■ ITEMS:
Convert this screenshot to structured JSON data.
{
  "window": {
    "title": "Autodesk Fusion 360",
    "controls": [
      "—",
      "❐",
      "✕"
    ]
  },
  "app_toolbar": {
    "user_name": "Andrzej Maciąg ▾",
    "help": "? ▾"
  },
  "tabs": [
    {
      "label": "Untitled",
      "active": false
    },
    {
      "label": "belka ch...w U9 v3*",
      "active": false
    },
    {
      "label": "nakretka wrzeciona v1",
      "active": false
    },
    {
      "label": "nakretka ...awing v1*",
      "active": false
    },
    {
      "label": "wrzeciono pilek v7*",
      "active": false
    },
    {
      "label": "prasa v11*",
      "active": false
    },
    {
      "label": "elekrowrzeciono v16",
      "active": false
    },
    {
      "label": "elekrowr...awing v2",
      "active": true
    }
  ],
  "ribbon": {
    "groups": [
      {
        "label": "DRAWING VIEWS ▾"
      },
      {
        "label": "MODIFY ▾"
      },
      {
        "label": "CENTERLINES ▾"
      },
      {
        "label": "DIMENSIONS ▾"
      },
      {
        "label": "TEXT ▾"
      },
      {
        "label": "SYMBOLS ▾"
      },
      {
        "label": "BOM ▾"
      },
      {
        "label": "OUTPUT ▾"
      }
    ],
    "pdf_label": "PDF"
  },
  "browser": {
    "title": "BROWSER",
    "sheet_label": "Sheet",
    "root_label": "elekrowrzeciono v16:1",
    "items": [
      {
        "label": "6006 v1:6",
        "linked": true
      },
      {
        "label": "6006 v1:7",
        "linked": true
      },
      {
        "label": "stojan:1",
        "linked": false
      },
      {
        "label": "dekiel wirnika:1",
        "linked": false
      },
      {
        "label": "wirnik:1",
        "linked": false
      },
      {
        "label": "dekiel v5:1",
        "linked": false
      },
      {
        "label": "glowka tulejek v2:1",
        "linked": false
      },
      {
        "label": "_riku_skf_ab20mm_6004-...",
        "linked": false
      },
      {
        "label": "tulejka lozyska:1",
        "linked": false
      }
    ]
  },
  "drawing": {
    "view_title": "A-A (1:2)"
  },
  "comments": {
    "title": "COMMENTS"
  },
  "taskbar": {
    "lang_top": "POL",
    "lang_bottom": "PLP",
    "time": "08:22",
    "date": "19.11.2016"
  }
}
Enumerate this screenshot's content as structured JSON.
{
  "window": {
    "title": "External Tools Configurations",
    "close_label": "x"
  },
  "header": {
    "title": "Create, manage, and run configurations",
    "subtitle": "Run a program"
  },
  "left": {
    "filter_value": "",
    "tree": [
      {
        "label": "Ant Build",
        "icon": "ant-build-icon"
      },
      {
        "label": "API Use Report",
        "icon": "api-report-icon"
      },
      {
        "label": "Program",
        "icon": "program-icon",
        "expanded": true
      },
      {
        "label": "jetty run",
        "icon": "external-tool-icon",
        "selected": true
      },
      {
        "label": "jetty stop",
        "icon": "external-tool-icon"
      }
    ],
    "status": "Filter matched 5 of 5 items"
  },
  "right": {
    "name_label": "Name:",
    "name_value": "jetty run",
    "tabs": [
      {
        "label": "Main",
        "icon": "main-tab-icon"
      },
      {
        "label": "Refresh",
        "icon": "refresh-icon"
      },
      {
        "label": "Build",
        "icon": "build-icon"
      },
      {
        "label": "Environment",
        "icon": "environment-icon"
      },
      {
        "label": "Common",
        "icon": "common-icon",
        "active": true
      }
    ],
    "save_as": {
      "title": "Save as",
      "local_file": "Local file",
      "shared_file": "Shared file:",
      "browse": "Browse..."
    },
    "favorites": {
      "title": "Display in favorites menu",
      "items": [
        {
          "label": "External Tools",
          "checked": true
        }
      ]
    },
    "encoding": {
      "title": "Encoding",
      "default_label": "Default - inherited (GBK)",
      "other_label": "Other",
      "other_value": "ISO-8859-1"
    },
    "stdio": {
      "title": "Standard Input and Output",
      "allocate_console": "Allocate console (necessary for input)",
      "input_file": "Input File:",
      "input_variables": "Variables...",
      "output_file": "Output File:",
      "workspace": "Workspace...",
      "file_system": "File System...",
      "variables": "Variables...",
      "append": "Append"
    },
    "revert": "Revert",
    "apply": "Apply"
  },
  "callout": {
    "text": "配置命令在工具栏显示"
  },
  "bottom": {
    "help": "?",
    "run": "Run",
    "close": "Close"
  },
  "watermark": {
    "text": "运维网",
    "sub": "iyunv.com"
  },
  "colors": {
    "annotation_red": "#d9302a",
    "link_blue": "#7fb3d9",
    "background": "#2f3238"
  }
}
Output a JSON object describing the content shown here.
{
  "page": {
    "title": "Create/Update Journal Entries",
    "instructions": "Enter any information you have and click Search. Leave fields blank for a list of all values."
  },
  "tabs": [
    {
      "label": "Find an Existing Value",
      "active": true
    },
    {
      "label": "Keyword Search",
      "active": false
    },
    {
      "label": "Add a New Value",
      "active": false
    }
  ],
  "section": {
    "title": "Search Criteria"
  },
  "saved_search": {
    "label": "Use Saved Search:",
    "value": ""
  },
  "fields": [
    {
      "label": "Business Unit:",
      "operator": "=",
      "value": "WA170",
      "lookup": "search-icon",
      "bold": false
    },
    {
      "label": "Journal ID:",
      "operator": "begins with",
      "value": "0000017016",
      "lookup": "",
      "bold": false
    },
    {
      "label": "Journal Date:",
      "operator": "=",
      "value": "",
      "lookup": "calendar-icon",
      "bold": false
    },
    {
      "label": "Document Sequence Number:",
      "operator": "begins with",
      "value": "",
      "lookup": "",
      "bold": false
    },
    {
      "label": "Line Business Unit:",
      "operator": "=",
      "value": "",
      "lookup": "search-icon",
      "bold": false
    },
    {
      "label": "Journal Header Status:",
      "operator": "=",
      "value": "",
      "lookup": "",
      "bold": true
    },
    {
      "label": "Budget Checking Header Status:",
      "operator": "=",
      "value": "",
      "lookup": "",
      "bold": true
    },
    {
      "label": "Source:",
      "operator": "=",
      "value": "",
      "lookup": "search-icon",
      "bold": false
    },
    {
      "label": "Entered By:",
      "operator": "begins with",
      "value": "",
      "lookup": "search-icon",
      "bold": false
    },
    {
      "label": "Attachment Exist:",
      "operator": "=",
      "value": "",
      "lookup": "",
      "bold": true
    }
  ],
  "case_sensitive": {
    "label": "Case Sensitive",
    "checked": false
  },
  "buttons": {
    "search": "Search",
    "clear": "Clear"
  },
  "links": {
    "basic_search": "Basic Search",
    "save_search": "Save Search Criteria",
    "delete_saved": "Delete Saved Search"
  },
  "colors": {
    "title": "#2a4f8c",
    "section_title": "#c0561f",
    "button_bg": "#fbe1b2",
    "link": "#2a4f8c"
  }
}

■ WHAT IS EXPECTED: Copy all lines from the material that hold "dekiel".

■ RESPONSE TO THIS TASK:
        "label": "dekiel wirnika:1",
        "label": "dekiel v5:1",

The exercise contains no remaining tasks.